### SET EXERCISE
Show every line in the entries below where the word "JSON" appears.

### Items from a dataset
::::
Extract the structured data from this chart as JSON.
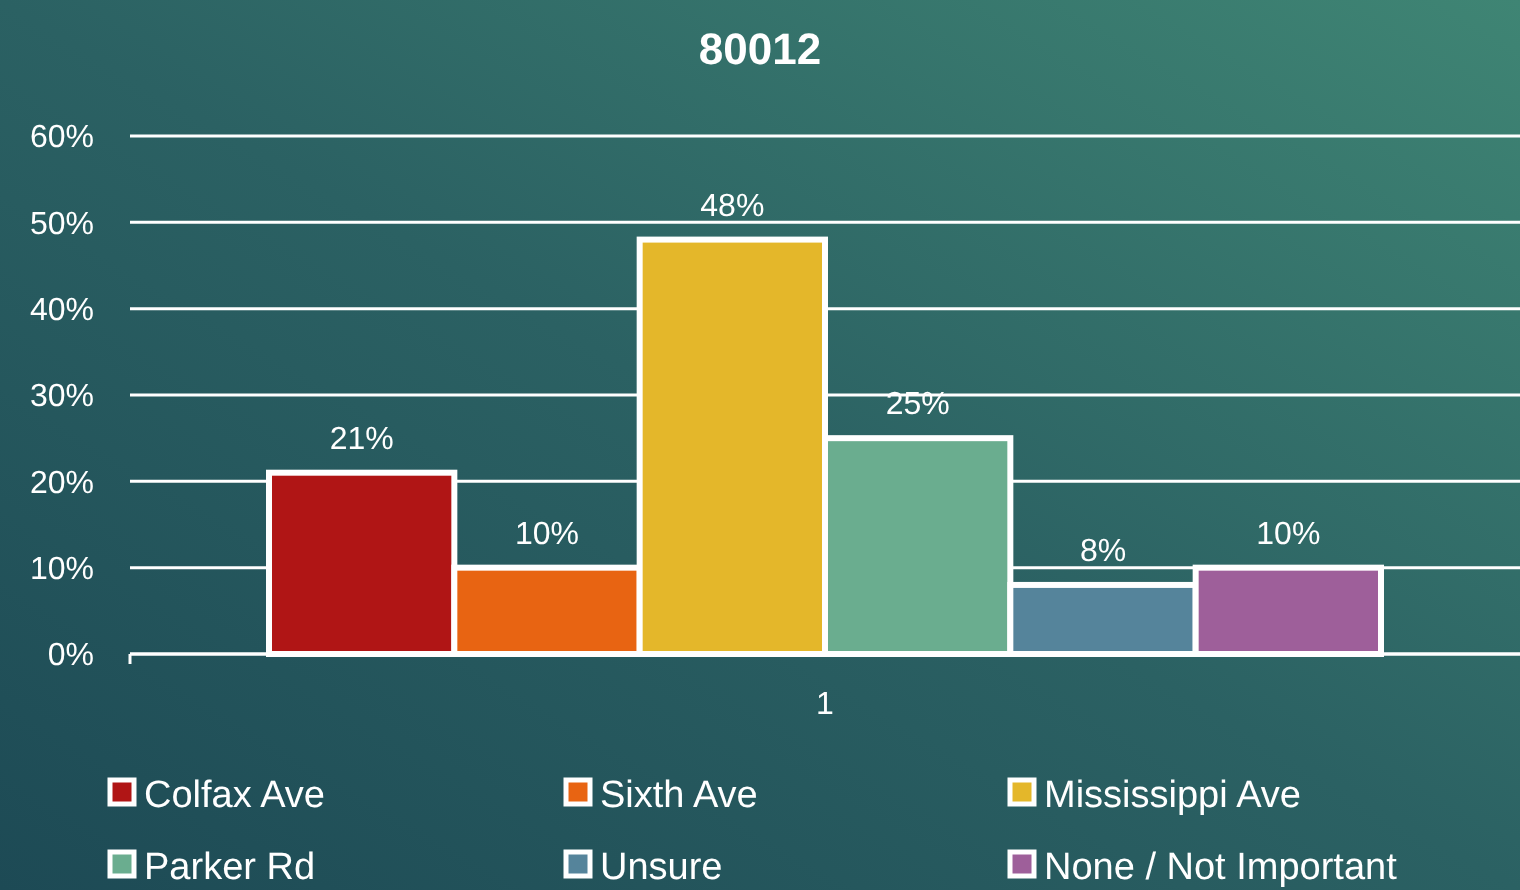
{
  "chart_data": {
    "type": "bar",
    "title": "80012",
    "categories": [
      "1"
    ],
    "series": [
      {
        "name": "Colfax Ave",
        "color": "#b01515",
        "values": [
          21
        ],
        "value_labels": [
          "21%"
        ]
      },
      {
        "name": "Sixth Ave",
        "color": "#e86412",
        "values": [
          10
        ],
        "value_labels": [
          "10%"
        ]
      },
      {
        "name": "Mississippi Ave",
        "color": "#e4b72a",
        "values": [
          48
        ],
        "value_labels": [
          "48%"
        ]
      },
      {
        "name": "Parker Rd",
        "color": "#6aad8f",
        "values": [
          25
        ],
        "value_labels": [
          "25%"
        ]
      },
      {
        "name": "Unsure",
        "color": "#55849b",
        "values": [
          8
        ],
        "value_labels": [
          "8%"
        ]
      },
      {
        "name": "None / Not Important",
        "color": "#9e5f9a",
        "values": [
          10
        ],
        "value_labels": [
          "10%"
        ]
      }
    ],
    "ylim": [
      0,
      60
    ],
    "yticks": [
      {
        "value": 0,
        "label": "0%"
      },
      {
        "value": 10,
        "label": "10%"
      },
      {
        "value": 20,
        "label": "20%"
      },
      {
        "value": 30,
        "label": "30%"
      },
      {
        "value": 40,
        "label": "40%"
      },
      {
        "value": 50,
        "label": "50%"
      },
      {
        "value": 60,
        "label": "60%"
      }
    ],
    "grid": "y",
    "legend": "bottom"
  }
}
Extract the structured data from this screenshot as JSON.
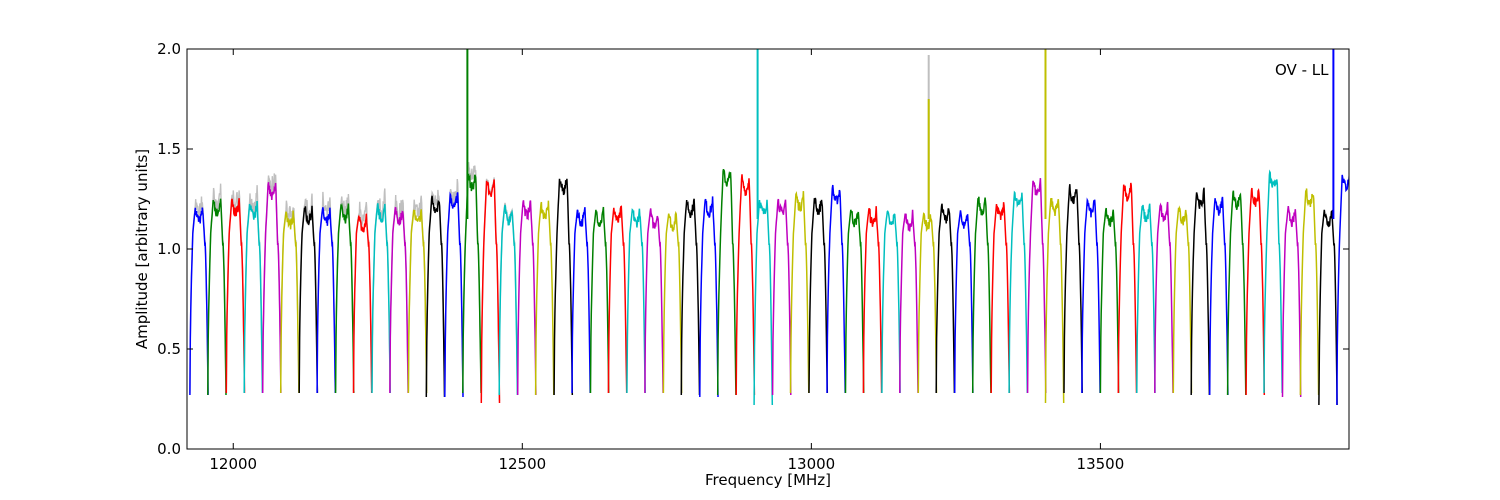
::::
### WRITTEN SOLUTION
Extract the structured data from this chart as JSON.
Extract the structured data from this screenshot as JSON.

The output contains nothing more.